<<<<

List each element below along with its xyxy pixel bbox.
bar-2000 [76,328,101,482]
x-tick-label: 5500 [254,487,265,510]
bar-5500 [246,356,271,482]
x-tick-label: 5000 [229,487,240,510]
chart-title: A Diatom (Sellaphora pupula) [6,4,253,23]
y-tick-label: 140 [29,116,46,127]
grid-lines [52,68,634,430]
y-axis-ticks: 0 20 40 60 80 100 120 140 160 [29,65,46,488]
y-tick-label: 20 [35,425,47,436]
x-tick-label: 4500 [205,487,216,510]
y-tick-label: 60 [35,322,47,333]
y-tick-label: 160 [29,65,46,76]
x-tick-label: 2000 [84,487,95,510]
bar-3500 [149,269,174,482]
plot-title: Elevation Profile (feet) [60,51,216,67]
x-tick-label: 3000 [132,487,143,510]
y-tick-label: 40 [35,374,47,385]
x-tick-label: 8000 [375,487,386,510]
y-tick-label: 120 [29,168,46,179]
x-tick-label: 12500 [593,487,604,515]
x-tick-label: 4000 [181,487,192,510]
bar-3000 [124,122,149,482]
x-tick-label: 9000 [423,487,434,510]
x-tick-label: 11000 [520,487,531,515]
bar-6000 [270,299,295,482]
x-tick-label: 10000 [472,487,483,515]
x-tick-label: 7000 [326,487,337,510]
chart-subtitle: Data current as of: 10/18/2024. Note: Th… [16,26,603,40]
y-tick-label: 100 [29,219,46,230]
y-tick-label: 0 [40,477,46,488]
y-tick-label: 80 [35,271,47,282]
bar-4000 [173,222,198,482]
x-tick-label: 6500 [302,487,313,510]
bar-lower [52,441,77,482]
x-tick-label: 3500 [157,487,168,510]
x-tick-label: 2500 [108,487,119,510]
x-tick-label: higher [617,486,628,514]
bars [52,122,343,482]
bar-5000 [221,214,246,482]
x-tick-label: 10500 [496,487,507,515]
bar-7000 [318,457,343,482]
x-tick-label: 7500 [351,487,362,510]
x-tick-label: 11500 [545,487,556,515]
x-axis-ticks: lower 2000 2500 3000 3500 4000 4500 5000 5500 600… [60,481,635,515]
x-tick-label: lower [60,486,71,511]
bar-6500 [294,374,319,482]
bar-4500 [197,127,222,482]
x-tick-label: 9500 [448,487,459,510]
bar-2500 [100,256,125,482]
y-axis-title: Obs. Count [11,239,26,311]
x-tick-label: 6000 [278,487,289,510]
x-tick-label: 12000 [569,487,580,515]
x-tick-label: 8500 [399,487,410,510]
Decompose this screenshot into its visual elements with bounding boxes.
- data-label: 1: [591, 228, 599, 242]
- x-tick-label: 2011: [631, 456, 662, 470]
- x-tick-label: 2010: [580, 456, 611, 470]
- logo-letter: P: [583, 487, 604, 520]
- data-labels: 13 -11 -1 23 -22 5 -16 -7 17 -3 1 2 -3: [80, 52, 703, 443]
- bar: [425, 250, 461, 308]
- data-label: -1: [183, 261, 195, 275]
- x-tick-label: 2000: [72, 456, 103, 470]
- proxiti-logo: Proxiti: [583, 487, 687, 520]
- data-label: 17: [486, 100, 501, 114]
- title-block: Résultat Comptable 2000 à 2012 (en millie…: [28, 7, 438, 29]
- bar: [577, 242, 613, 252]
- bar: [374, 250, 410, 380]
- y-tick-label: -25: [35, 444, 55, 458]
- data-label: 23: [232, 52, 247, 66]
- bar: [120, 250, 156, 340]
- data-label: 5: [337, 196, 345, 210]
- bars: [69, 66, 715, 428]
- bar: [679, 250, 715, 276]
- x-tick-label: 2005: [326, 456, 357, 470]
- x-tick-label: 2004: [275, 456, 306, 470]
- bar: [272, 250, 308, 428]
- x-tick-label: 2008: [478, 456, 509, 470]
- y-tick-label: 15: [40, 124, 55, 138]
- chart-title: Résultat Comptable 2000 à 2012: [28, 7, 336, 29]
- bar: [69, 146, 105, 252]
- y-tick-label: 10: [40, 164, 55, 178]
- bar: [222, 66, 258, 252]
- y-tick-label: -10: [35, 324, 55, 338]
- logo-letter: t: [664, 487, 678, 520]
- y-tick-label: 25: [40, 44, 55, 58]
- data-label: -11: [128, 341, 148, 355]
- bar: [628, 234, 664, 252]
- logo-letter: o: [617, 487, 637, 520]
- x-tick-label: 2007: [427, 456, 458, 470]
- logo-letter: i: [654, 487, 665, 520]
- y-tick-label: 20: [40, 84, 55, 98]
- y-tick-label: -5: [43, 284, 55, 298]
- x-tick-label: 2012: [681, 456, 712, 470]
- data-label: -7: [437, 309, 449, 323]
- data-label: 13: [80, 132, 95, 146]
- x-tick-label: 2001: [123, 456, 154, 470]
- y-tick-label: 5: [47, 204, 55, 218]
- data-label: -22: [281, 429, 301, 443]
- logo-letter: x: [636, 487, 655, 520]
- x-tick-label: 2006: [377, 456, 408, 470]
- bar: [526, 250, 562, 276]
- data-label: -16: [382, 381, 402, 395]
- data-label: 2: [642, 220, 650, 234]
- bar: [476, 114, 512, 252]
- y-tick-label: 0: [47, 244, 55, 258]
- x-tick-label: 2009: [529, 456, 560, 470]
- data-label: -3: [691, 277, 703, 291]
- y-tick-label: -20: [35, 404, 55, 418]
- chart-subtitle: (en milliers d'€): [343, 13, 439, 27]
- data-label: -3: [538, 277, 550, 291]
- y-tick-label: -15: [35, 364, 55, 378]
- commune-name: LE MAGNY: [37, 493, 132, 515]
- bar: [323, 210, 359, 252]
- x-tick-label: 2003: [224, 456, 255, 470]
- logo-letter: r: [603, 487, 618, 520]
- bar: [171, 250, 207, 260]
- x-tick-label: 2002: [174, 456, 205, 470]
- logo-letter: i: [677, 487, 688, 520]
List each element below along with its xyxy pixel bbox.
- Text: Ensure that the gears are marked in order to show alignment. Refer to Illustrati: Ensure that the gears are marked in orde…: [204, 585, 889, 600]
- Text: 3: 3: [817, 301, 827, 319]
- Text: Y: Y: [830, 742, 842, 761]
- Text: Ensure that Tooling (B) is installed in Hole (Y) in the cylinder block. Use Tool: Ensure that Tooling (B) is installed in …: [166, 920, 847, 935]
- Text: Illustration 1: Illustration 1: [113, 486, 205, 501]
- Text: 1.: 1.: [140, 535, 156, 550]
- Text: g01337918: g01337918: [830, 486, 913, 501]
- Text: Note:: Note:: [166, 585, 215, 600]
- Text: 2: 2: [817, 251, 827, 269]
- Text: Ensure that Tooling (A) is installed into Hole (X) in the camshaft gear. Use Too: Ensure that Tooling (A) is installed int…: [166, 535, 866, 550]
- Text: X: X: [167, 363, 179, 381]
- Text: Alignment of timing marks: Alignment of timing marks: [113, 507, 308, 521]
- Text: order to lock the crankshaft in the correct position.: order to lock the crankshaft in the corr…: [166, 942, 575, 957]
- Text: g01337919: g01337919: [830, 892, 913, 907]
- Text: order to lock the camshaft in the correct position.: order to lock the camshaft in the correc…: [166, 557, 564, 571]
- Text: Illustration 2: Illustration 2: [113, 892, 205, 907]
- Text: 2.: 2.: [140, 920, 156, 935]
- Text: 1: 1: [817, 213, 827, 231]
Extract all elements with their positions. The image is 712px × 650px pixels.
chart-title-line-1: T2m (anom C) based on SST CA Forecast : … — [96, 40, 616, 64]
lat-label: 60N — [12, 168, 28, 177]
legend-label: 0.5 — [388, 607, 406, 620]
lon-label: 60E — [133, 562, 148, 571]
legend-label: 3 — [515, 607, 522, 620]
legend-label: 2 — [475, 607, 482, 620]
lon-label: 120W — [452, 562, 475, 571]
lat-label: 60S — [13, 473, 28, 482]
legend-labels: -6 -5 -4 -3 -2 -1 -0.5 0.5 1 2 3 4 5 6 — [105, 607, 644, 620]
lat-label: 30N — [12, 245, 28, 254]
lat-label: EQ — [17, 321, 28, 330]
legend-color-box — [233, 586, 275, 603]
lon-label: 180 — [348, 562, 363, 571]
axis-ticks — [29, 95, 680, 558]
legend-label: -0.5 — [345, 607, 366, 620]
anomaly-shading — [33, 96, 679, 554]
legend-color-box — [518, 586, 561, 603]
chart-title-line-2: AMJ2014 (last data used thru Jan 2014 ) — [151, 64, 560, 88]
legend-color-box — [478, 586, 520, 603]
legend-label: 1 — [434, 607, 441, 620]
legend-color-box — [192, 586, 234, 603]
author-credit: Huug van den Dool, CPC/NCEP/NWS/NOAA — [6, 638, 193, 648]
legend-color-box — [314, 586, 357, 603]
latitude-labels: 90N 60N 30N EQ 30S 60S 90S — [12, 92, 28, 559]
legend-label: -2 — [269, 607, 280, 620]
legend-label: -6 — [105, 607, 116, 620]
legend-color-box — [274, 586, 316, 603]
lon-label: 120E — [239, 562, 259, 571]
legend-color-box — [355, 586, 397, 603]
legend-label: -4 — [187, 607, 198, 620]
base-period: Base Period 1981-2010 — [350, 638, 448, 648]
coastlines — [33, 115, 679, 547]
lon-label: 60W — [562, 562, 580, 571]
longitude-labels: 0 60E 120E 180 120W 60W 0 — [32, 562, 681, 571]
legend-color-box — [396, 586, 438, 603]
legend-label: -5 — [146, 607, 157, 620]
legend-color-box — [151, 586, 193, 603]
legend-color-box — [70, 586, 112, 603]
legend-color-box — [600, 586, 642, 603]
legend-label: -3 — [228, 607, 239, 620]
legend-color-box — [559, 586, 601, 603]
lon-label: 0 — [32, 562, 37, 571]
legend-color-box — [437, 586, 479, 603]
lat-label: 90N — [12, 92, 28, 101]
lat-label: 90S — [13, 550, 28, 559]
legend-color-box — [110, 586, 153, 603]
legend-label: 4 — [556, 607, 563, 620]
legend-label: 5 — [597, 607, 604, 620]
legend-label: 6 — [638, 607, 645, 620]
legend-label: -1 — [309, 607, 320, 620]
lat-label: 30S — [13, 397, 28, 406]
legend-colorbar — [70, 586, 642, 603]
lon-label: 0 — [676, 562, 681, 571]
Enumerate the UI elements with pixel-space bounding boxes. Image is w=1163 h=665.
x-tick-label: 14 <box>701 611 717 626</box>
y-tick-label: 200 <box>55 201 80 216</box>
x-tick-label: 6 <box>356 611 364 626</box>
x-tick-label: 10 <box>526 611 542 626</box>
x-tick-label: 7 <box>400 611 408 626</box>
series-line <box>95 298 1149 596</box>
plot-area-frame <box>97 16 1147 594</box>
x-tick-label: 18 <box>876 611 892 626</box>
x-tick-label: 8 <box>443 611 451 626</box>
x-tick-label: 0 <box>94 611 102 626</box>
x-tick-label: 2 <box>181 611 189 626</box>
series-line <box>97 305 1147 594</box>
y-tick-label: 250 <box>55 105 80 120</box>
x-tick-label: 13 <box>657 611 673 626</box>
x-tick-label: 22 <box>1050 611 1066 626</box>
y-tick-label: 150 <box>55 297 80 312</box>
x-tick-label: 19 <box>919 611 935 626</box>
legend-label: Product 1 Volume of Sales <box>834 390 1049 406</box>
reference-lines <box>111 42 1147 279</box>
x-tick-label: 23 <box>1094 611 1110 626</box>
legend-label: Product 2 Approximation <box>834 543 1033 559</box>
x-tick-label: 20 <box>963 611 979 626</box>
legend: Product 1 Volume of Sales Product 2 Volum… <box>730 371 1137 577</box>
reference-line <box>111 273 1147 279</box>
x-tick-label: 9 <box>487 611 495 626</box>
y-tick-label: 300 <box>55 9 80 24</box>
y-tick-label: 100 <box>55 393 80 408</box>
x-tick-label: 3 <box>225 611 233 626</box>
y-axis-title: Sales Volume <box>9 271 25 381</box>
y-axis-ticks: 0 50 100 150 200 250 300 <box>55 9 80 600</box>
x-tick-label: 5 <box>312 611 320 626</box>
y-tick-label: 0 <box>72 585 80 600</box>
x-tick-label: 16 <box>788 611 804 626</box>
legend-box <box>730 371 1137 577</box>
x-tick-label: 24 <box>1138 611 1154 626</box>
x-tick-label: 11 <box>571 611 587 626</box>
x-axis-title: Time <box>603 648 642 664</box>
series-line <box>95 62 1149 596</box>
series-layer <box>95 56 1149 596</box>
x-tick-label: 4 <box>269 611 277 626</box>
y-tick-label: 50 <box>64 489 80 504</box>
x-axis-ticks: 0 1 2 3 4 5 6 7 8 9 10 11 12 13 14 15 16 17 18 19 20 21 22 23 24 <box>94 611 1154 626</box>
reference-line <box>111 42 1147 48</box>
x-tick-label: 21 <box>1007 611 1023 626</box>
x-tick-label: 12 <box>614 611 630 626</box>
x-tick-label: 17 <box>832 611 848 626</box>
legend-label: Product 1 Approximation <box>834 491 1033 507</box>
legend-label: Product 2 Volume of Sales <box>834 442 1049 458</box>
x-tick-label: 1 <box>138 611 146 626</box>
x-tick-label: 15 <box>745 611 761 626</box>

>>>>

> _YOUR INSTRUCTIONS_
Return every line in the items above that contains the word "Ensure", and copy each one in full.

> _TASK RESPONSE_
- Text: Ensure that the gears are marked in order to show alignment. Refer to Illustrati: Ensure that the gears are marked in orde…: [204, 585, 889, 600]
- Text: Ensure that Tooling (B) is installed in Hole (Y) in the cylinder block. Use Tool: Ensure that Tooling (B) is installed in …: [166, 920, 847, 935]
- Text: Ensure that Tooling (A) is installed into Hole (X) in the camshaft gear. Use Too: Ensure that Tooling (A) is installed int…: [166, 535, 866, 550]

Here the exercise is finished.